Records from a data source:

----------

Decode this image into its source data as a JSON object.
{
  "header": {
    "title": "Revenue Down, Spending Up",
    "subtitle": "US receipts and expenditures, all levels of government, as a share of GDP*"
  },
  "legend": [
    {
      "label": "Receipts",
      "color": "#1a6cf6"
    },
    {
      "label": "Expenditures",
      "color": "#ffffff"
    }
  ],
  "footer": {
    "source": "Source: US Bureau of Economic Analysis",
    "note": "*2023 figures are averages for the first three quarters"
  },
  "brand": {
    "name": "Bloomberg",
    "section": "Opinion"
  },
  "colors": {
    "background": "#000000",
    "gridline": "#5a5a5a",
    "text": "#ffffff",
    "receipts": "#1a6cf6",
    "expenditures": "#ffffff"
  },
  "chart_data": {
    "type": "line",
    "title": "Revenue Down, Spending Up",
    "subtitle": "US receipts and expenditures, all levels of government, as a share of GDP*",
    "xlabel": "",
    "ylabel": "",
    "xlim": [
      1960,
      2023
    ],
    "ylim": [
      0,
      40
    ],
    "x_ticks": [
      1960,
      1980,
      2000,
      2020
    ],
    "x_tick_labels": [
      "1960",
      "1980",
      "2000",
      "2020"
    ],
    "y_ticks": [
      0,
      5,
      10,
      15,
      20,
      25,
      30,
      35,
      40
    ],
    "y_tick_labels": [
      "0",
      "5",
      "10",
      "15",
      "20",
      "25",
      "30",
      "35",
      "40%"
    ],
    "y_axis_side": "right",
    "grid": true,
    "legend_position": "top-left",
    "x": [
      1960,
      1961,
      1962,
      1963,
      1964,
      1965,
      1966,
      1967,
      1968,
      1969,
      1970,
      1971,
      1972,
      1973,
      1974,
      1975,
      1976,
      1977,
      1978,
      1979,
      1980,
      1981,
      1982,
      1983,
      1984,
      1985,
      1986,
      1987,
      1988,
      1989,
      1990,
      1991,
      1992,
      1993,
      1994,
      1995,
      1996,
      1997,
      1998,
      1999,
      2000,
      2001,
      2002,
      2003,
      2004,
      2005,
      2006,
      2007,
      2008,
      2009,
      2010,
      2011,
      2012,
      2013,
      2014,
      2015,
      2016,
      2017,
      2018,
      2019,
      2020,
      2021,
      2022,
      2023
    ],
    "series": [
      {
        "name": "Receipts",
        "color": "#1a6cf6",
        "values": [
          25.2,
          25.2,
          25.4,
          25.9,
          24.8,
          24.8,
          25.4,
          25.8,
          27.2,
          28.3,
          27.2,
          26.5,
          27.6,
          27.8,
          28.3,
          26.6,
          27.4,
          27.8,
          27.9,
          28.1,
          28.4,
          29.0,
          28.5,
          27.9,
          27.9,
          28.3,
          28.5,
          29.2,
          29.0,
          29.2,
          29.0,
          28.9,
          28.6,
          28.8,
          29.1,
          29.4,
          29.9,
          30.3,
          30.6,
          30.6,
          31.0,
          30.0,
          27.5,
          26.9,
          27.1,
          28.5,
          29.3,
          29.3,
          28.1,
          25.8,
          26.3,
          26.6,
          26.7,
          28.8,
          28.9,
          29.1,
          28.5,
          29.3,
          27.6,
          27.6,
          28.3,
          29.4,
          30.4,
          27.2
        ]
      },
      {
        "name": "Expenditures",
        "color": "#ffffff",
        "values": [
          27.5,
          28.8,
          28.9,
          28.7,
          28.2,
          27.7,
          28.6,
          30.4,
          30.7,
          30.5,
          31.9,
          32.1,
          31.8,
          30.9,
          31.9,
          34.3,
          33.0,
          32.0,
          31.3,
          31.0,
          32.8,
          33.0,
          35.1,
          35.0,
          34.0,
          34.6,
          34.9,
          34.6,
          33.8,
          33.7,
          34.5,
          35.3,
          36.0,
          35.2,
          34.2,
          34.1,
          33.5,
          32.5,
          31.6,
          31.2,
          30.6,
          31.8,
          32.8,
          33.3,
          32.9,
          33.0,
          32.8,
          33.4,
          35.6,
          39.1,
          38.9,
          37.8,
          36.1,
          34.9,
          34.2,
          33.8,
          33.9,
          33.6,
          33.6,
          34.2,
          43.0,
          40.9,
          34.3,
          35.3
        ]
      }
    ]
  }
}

----------

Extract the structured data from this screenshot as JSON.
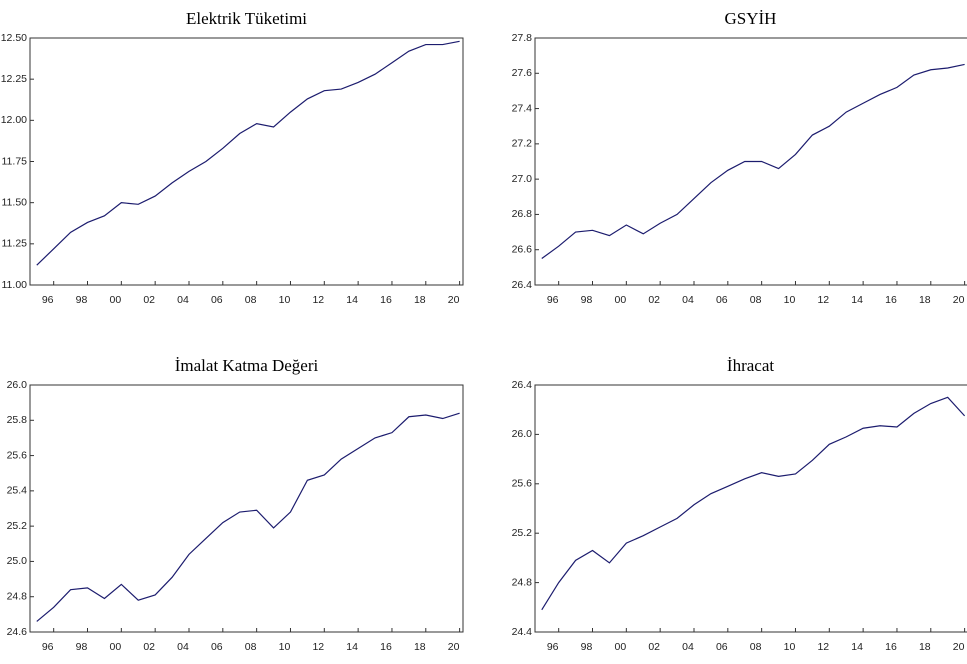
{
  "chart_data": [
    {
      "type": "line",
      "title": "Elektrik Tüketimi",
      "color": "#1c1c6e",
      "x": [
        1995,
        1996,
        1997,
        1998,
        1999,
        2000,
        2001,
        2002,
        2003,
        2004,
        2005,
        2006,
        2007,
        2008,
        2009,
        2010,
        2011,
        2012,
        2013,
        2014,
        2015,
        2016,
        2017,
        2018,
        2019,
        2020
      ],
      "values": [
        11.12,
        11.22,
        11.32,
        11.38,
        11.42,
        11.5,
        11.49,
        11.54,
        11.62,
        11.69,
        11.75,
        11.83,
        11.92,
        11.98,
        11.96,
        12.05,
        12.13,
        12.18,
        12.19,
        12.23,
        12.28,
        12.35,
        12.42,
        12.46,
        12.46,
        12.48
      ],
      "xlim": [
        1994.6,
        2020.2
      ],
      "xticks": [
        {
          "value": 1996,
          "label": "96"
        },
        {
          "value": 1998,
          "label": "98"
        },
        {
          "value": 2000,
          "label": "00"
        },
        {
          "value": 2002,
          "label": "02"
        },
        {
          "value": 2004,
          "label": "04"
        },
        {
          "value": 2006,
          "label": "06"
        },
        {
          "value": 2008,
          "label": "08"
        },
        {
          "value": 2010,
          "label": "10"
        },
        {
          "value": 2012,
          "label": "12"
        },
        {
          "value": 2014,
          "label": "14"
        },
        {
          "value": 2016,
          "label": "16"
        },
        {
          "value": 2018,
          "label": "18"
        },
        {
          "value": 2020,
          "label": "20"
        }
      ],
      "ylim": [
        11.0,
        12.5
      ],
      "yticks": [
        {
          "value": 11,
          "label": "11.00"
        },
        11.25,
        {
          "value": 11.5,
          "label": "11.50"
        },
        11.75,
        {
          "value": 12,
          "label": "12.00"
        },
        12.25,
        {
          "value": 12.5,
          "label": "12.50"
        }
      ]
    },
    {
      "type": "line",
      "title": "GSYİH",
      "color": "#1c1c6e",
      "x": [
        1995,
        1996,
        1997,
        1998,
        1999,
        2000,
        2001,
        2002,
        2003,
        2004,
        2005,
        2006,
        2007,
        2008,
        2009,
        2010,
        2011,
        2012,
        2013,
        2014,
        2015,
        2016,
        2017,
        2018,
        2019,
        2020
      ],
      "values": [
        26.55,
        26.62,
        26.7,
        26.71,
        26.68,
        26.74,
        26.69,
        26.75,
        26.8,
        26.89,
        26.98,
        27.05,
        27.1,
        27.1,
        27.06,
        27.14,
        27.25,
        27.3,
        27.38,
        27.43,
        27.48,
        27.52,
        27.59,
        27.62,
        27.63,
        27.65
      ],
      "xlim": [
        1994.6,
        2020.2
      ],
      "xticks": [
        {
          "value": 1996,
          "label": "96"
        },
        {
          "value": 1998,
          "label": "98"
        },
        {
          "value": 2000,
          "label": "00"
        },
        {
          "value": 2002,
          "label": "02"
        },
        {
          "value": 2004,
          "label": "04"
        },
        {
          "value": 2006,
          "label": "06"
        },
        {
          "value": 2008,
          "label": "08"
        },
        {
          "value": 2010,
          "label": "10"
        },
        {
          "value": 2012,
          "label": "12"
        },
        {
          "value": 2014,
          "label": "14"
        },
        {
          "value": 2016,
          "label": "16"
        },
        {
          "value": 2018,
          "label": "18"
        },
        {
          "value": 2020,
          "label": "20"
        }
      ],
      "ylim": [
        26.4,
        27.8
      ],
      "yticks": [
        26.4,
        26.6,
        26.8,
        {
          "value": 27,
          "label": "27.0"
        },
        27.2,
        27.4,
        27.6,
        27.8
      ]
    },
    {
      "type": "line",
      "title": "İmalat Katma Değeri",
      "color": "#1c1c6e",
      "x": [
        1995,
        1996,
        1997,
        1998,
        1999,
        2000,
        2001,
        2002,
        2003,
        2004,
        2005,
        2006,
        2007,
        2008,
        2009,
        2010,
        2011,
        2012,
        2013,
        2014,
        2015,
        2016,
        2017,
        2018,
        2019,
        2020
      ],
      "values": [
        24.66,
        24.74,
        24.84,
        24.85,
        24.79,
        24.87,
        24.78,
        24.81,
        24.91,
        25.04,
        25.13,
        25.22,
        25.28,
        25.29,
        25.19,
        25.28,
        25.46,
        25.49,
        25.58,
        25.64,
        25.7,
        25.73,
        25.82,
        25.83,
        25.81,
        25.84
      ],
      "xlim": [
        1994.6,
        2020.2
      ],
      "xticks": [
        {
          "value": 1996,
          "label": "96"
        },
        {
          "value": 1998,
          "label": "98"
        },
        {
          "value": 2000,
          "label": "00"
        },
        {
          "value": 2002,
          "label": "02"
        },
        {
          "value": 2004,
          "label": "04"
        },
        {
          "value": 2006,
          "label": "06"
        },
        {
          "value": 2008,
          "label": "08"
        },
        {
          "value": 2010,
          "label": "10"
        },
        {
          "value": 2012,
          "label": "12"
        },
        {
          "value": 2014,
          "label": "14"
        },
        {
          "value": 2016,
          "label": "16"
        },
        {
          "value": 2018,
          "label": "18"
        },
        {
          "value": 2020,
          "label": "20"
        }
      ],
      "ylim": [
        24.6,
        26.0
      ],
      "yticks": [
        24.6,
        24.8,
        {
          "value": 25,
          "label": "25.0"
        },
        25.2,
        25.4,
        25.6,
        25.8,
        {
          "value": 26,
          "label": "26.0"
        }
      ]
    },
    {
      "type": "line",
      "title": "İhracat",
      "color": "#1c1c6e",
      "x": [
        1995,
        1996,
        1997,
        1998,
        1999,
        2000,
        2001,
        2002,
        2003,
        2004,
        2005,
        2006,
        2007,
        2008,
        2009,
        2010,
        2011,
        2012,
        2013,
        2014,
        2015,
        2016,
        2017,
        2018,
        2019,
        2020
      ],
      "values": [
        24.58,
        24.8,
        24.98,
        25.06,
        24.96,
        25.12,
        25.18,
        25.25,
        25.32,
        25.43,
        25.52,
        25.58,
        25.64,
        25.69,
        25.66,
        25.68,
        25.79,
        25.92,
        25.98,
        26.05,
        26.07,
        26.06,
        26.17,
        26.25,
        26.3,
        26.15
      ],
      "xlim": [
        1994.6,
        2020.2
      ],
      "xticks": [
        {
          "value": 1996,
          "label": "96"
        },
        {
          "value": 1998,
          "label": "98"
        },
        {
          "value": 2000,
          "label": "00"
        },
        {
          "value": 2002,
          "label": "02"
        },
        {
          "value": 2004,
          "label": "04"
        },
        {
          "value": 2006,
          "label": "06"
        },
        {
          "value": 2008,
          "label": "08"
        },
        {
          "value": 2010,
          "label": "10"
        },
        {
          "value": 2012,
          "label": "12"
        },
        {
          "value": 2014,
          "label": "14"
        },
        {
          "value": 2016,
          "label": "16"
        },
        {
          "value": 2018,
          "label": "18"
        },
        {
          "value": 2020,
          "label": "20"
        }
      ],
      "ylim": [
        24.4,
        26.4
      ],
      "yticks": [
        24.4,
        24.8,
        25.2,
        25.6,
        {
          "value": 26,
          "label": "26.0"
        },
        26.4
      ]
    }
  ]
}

----------

In the lines above, find each one with "government" and list it.

    "subtitle": "US receipts and expenditures, all levels of government, as a share of GDP*"
    "subtitle": "US receipts and expenditures, all levels of government, as a share of GDP*",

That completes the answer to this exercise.